What you will do: Pull every line with the word "Auto" out of the entries below.
Start Exercise materials
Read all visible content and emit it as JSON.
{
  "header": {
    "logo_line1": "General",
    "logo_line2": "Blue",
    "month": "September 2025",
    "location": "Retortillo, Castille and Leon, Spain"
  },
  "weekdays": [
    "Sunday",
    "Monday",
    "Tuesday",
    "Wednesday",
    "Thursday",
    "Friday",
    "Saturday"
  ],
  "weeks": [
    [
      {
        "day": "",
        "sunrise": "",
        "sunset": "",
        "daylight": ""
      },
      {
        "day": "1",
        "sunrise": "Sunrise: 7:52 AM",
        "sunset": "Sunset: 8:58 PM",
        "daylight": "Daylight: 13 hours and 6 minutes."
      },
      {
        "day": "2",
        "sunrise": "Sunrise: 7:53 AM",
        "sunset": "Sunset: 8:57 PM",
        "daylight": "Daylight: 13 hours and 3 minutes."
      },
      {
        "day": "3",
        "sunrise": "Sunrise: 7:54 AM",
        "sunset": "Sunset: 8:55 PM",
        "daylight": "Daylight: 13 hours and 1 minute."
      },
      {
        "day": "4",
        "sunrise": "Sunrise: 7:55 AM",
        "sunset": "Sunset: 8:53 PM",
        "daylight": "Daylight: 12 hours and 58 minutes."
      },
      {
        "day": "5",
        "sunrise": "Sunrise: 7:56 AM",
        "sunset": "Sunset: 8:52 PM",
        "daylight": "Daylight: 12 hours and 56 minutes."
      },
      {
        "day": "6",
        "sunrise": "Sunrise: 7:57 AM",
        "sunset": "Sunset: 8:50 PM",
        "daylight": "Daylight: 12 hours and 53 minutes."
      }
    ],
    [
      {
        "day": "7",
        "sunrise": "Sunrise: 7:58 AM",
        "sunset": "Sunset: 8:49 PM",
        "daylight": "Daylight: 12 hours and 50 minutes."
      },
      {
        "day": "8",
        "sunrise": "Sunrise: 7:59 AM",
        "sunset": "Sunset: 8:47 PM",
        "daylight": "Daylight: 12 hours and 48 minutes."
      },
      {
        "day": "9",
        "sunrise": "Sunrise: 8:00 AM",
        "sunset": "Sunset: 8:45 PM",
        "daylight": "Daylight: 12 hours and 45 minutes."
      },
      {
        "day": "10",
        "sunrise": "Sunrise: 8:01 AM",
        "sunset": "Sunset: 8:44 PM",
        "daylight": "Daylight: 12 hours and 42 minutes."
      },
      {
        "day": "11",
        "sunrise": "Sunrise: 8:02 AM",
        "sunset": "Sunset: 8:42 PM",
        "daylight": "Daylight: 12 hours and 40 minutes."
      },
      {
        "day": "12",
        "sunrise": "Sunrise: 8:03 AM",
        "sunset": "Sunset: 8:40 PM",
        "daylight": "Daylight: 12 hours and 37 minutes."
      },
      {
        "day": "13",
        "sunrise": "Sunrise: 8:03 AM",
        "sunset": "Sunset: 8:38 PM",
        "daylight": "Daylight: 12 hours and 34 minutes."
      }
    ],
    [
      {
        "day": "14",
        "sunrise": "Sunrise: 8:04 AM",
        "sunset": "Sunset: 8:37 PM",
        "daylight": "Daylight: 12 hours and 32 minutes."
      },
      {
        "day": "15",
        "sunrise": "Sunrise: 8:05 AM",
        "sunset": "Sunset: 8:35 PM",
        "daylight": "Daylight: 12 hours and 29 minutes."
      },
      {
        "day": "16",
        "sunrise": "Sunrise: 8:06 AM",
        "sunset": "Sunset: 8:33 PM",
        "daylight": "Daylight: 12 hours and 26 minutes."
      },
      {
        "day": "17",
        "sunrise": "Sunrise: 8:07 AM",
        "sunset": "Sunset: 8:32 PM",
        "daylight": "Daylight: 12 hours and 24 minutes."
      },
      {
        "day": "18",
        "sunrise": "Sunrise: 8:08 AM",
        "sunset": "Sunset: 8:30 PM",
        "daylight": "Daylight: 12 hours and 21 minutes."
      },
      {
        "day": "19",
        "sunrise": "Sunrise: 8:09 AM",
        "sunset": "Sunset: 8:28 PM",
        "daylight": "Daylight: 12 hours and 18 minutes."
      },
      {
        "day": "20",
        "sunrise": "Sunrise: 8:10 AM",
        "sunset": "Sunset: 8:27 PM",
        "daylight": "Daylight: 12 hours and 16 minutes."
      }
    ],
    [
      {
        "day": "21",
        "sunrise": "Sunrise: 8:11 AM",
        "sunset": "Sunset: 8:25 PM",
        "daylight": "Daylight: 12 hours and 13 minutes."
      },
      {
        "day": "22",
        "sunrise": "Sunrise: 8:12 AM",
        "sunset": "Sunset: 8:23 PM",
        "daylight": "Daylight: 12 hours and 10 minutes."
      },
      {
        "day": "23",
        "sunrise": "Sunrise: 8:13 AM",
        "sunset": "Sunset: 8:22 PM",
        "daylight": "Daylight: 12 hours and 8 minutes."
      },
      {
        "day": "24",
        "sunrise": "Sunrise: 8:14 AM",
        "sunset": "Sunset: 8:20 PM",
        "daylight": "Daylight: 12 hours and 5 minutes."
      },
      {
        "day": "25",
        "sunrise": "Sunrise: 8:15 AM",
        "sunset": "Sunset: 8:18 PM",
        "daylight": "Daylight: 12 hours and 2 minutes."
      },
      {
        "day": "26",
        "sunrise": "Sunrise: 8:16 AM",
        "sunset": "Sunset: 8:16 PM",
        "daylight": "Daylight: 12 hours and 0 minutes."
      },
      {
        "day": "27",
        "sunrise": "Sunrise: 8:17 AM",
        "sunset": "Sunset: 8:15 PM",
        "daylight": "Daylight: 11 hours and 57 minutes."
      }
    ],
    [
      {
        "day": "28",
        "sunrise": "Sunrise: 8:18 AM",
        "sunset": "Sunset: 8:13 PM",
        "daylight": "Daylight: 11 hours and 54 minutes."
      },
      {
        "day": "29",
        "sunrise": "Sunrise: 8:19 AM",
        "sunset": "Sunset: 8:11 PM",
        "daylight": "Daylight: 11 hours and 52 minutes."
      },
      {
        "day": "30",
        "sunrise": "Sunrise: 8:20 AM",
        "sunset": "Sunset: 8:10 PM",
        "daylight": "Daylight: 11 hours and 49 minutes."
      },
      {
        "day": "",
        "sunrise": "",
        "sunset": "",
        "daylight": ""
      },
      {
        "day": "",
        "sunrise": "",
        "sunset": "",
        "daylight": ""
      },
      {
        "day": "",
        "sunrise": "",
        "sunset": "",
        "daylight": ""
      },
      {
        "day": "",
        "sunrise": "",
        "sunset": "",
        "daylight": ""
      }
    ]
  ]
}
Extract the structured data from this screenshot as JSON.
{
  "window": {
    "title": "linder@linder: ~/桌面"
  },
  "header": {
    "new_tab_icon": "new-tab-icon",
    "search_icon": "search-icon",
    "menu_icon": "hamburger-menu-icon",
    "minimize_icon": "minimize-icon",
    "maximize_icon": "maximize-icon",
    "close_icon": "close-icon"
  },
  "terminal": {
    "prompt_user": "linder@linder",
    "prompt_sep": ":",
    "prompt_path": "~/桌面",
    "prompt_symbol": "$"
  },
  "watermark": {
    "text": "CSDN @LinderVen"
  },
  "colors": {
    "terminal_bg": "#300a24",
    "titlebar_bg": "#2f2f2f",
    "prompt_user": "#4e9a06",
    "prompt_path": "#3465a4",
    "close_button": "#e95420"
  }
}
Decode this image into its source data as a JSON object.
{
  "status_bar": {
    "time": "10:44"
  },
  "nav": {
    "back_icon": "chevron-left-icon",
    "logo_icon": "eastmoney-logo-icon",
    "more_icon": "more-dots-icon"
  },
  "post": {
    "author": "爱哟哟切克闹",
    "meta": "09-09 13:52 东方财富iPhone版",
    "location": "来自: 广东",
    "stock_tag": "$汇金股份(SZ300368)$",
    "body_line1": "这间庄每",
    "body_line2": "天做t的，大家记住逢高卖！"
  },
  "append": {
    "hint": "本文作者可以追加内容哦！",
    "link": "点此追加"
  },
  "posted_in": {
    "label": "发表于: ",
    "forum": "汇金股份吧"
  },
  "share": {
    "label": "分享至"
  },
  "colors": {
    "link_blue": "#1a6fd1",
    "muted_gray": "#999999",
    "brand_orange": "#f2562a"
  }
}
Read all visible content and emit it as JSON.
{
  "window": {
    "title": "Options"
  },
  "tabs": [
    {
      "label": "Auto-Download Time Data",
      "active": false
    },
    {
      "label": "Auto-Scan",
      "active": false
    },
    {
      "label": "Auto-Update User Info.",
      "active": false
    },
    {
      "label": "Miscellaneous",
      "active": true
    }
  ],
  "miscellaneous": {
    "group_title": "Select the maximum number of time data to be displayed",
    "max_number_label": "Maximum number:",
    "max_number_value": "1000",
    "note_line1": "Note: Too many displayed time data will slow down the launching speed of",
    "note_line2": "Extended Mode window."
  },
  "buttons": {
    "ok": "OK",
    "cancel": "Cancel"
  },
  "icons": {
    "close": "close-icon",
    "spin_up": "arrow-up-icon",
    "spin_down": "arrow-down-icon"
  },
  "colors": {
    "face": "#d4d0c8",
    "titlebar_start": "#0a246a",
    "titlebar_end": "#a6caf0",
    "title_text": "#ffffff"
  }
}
End Exercise materials
Full output:
      "label": "Auto-Download Time Data",
      "label": "Auto-Scan",
      "label": "Auto-Update User Info.",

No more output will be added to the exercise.